[STATED TASK]
Reproduce each of the lines below character for character, with no changes.

※ ※ ※

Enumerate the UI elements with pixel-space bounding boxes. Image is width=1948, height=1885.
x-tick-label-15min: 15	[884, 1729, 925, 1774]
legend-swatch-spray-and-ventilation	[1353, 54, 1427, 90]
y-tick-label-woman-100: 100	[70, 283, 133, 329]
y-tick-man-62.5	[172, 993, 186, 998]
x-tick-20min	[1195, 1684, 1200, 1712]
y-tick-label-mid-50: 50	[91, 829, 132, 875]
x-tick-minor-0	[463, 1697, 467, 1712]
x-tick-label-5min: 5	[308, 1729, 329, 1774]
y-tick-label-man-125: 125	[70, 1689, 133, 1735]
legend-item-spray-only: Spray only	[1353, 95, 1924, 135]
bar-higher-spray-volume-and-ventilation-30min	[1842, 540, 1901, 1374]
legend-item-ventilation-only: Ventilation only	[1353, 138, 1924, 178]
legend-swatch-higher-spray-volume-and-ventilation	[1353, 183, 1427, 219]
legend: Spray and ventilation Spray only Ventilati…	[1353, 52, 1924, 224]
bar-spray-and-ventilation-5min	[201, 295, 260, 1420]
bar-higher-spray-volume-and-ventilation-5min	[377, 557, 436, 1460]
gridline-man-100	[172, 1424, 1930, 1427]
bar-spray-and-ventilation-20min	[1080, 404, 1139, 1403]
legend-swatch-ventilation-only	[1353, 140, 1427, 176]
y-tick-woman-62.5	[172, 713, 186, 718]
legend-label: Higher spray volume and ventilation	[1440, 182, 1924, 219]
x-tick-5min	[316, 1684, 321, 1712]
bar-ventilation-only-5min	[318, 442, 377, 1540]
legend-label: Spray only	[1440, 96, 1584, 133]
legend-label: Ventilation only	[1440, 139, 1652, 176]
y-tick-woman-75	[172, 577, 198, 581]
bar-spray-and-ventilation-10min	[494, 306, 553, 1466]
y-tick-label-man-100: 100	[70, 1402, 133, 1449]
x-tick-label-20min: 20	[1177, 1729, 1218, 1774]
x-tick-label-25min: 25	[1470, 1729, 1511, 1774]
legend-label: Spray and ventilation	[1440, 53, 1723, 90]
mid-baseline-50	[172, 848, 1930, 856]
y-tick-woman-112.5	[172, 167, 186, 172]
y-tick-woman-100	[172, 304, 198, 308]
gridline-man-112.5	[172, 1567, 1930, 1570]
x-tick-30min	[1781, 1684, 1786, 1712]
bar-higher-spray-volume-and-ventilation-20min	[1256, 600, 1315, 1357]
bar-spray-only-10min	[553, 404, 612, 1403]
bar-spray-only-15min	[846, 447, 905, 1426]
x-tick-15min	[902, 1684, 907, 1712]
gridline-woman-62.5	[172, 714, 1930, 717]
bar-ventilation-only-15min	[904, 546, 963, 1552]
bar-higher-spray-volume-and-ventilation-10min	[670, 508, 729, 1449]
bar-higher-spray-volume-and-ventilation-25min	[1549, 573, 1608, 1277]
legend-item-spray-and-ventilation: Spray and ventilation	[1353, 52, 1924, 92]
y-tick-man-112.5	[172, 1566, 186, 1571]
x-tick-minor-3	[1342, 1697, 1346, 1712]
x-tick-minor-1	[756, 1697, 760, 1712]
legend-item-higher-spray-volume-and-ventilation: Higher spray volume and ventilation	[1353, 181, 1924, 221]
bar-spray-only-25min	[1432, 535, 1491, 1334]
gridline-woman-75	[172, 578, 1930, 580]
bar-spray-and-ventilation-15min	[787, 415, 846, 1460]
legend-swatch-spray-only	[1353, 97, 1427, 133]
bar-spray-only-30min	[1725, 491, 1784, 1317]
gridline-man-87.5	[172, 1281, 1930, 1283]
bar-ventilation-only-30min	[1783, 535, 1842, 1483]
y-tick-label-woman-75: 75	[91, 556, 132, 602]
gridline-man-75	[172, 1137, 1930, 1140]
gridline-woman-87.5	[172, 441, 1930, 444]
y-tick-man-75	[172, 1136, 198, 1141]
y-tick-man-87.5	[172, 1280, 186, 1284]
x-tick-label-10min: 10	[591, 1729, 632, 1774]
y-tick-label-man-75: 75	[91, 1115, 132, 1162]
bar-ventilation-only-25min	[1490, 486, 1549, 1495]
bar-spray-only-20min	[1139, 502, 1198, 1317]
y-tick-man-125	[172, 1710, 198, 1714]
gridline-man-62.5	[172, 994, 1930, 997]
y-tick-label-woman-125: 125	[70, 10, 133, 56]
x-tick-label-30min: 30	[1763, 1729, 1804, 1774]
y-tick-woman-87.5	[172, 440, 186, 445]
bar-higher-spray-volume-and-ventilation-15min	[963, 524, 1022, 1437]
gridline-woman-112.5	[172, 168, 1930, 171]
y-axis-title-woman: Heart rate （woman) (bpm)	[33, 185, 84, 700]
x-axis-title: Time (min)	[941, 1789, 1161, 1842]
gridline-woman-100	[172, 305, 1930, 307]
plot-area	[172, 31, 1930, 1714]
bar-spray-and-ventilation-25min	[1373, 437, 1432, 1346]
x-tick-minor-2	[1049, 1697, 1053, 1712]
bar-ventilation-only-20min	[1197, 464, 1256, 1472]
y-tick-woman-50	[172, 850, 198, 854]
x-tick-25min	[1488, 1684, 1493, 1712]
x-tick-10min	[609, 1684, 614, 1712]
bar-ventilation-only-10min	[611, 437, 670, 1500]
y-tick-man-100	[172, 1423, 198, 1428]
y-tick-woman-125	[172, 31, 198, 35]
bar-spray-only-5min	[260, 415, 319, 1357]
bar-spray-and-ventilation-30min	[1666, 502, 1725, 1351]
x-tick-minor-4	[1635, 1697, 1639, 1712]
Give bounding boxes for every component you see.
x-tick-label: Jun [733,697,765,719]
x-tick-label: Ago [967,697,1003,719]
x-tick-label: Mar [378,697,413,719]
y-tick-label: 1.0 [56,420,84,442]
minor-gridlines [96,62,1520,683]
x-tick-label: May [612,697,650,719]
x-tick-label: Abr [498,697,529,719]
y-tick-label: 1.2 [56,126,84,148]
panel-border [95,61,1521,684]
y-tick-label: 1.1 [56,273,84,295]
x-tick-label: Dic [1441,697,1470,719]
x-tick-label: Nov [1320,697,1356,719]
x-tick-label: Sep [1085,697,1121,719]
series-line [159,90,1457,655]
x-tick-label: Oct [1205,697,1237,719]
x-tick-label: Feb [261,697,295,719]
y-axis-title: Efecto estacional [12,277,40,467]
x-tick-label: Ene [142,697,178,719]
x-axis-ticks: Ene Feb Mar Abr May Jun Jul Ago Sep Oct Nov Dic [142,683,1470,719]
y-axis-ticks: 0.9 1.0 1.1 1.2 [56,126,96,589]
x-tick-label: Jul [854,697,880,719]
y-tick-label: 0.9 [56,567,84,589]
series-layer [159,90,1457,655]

※ ※ ※

[WRITTEN ANSWER]
Enumerate the UI elements with pixel-space bounding boxes. Image is width=1948, height=1885.
x-tick-label-15min: 15	[884, 1729, 925, 1774]
legend-swatch-spray-and-ventilation	[1353, 54, 1427, 90]
y-tick-label-woman-100: 100	[70, 283, 133, 329]
y-tick-man-62.5	[172, 993, 186, 998]
x-tick-20min	[1195, 1684, 1200, 1712]
y-tick-label-mid-50: 50	[91, 829, 132, 875]
x-tick-minor-0	[463, 1697, 467, 1712]
x-tick-label-5min: 5	[308, 1729, 329, 1774]
y-tick-label-man-125: 125	[70, 1689, 133, 1735]
legend-item-spray-only: Spray only	[1353, 95, 1924, 135]
bar-higher-spray-volume-and-ventilation-30min	[1842, 540, 1901, 1374]
legend-item-ventilation-only: Ventilation only	[1353, 138, 1924, 178]
legend-swatch-higher-spray-volume-and-ventilation	[1353, 183, 1427, 219]
legend: Spray and ventilation Spray only Ventilati…	[1353, 52, 1924, 224]
bar-spray-and-ventilation-5min	[201, 295, 260, 1420]
bar-higher-spray-volume-and-ventilation-5min	[377, 557, 436, 1460]
gridline-man-100	[172, 1424, 1930, 1427]
bar-spray-and-ventilation-20min	[1080, 404, 1139, 1403]
legend-swatch-ventilation-only	[1353, 140, 1427, 176]
y-tick-woman-62.5	[172, 713, 186, 718]
legend-label: Higher spray volume and ventilation	[1440, 182, 1924, 219]
x-tick-5min	[316, 1684, 321, 1712]
bar-ventilation-only-5min	[318, 442, 377, 1540]
legend-label: Spray only	[1440, 96, 1584, 133]
legend-label: Ventilation only	[1440, 139, 1652, 176]
y-tick-woman-75	[172, 577, 198, 581]
bar-spray-and-ventilation-10min	[494, 306, 553, 1466]
y-tick-label-man-100: 100	[70, 1402, 133, 1449]
x-tick-label-20min: 20	[1177, 1729, 1218, 1774]
x-tick-label-25min: 25	[1470, 1729, 1511, 1774]
legend-label: Spray and ventilation	[1440, 53, 1723, 90]
mid-baseline-50	[172, 848, 1930, 856]
y-tick-woman-112.5	[172, 167, 186, 172]
y-tick-woman-100	[172, 304, 198, 308]
gridline-man-112.5	[172, 1567, 1930, 1570]
x-tick-30min	[1781, 1684, 1786, 1712]
bar-higher-spray-volume-and-ventilation-20min	[1256, 600, 1315, 1357]
bar-spray-only-10min	[553, 404, 612, 1403]
bar-spray-only-15min	[846, 447, 905, 1426]
x-tick-15min	[902, 1684, 907, 1712]
gridline-woman-62.5	[172, 714, 1930, 717]
bar-ventilation-only-15min	[904, 546, 963, 1552]
bar-higher-spray-volume-and-ventilation-10min	[670, 508, 729, 1449]
bar-higher-spray-volume-and-ventilation-25min	[1549, 573, 1608, 1277]
legend-item-spray-and-ventilation: Spray and ventilation	[1353, 52, 1924, 92]
y-tick-man-112.5	[172, 1566, 186, 1571]
x-tick-minor-3	[1342, 1697, 1346, 1712]
x-tick-minor-1	[756, 1697, 760, 1712]
legend-item-higher-spray-volume-and-ventilation: Higher spray volume and ventilation	[1353, 181, 1924, 221]
bar-spray-only-25min	[1432, 535, 1491, 1334]
gridline-woman-75	[172, 578, 1930, 580]
bar-spray-and-ventilation-15min	[787, 415, 846, 1460]
legend-swatch-spray-only	[1353, 97, 1427, 133]
bar-spray-only-30min	[1725, 491, 1784, 1317]
gridline-man-87.5	[172, 1281, 1930, 1283]
bar-ventilation-only-30min	[1783, 535, 1842, 1483]
y-tick-label-woman-75: 75	[91, 556, 132, 602]
gridline-man-75	[172, 1137, 1930, 1140]
gridline-woman-87.5	[172, 441, 1930, 444]
y-tick-man-75	[172, 1136, 198, 1141]
y-tick-man-87.5	[172, 1280, 186, 1284]
x-tick-label-10min: 10	[591, 1729, 632, 1774]
y-tick-label-man-75: 75	[91, 1115, 132, 1162]
bar-ventilation-only-25min	[1490, 486, 1549, 1495]
bar-spray-only-20min	[1139, 502, 1198, 1317]
y-tick-man-125	[172, 1710, 198, 1714]
gridline-man-62.5	[172, 994, 1930, 997]
y-tick-label-woman-125: 125	[70, 10, 133, 56]
x-tick-label-30min: 30	[1763, 1729, 1804, 1774]
y-tick-woman-87.5	[172, 440, 186, 445]
bar-higher-spray-volume-and-ventilation-15min	[963, 524, 1022, 1437]
gridline-woman-112.5	[172, 168, 1930, 171]
y-axis-title-woman: Heart rate （woman) (bpm)	[33, 185, 84, 700]
x-axis-title: Time (min)	[941, 1789, 1161, 1842]
gridline-woman-100	[172, 305, 1930, 307]
plot-area	[172, 31, 1930, 1714]
bar-spray-and-ventilation-25min	[1373, 437, 1432, 1346]
x-tick-minor-2	[1049, 1697, 1053, 1712]
bar-ventilation-only-20min	[1197, 464, 1256, 1472]
y-tick-woman-50	[172, 850, 198, 854]
x-tick-25min	[1488, 1684, 1493, 1712]
x-tick-10min	[609, 1684, 614, 1712]
bar-ventilation-only-10min	[611, 437, 670, 1500]
y-tick-man-100	[172, 1423, 198, 1428]
y-tick-woman-125	[172, 31, 198, 35]
bar-spray-only-5min	[260, 415, 319, 1357]
bar-spray-and-ventilation-30min	[1666, 502, 1725, 1351]
x-tick-minor-4	[1635, 1697, 1639, 1712]
Give bounding boxes for every component you see.
x-tick-label: Jun [733,697,765,719]
x-tick-label: Ago [967,697,1003,719]
x-tick-label: Mar [378,697,413,719]
y-tick-label: 1.0 [56,420,84,442]
minor-gridlines [96,62,1520,683]
x-tick-label: May [612,697,650,719]
x-tick-label: Abr [498,697,529,719]
y-tick-label: 1.2 [56,126,84,148]
panel-border [95,61,1521,684]
y-tick-label: 1.1 [56,273,84,295]
x-tick-label: Dic [1441,697,1470,719]
x-tick-label: Nov [1320,697,1356,719]
x-tick-label: Sep [1085,697,1121,719]
series-line [159,90,1457,655]
x-tick-label: Oct [1205,697,1237,719]
x-tick-label: Feb [261,697,295,719]
y-axis-title: Efecto estacional [12,277,40,467]
x-tick-label: Ene [142,697,178,719]
x-axis-ticks: Ene Feb Mar Abr May Jun Jul Ago Sep Oct Nov Dic [142,683,1470,719]
y-axis-ticks: 0.9 1.0 1.1 1.2 [56,126,96,589]
x-tick-label: Jul [854,697,880,719]
y-tick-label: 0.9 [56,567,84,589]
series-layer [159,90,1457,655]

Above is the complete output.